What the task requires:
Collect each line containing "should".

Material provided:
====

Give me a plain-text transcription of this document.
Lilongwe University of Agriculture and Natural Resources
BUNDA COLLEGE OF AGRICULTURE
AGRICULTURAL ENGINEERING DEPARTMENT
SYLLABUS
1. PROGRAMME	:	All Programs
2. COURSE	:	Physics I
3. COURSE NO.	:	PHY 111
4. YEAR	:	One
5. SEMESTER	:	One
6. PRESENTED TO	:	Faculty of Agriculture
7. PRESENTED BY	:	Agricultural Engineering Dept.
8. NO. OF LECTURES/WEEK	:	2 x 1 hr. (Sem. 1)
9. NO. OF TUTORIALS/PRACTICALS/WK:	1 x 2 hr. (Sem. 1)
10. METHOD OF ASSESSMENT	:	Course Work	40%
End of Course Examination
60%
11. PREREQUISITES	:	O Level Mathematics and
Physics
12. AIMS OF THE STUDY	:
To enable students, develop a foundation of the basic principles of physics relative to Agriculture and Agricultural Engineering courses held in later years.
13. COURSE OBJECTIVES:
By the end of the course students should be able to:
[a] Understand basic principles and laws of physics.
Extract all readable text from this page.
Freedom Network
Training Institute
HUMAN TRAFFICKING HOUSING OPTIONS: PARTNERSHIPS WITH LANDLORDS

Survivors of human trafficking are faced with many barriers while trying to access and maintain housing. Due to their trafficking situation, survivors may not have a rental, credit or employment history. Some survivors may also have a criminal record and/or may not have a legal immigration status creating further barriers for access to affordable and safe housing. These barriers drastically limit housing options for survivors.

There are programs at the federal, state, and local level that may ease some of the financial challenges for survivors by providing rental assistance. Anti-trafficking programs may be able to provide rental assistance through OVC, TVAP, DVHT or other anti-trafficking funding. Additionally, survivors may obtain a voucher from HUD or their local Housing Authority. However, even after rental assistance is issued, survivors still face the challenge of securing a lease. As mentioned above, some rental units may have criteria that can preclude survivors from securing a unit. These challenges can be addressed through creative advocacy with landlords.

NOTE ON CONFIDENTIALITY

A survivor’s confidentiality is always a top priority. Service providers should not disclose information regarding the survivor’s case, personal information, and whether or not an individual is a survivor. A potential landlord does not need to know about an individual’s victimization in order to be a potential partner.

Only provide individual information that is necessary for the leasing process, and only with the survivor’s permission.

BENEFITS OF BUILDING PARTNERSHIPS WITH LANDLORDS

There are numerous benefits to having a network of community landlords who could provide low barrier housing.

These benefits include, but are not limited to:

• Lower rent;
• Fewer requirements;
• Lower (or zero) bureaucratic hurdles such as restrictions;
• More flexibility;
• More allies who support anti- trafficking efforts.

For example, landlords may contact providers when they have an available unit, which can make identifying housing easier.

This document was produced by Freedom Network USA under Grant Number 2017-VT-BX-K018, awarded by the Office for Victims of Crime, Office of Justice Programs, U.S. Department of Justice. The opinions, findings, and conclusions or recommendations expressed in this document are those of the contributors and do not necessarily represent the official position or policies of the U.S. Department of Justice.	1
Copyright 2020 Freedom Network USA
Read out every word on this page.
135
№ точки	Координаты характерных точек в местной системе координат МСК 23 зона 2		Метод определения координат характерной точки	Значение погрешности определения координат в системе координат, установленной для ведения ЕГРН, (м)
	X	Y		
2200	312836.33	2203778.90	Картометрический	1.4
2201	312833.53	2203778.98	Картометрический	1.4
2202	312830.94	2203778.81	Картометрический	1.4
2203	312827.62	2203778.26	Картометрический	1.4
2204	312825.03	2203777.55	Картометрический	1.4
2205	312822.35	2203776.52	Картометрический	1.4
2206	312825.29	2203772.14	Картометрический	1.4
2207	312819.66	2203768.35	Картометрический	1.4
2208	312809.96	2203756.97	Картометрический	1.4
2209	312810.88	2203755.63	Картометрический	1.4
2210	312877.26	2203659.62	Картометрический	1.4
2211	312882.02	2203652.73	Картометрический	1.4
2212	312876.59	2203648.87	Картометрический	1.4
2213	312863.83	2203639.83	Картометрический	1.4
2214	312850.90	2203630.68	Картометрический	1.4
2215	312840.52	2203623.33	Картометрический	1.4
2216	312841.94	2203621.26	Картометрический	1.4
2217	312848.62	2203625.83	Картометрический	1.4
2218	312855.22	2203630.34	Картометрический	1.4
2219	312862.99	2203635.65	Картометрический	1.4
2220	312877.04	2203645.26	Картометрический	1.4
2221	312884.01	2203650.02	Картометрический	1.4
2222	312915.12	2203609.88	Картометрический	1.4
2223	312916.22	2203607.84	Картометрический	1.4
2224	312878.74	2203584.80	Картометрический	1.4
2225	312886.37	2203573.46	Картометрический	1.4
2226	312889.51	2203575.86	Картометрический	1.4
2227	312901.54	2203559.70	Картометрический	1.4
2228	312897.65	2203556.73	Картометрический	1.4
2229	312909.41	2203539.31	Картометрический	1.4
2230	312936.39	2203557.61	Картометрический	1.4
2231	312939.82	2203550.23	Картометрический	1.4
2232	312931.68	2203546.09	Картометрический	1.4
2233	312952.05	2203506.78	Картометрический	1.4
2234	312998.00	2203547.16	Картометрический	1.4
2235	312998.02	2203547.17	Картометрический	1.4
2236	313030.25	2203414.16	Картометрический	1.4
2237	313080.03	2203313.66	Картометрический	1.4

====

Response to this task:
By the end of the course students should be able to:
A survivor’s confidentiality is always a top priority. Service providers should not disclose information regarding the survivor’s case, personal information, and whether or not an individual is a survivor. A potential landlord does not need to know about an individual’s victimization in order to be a potential partner.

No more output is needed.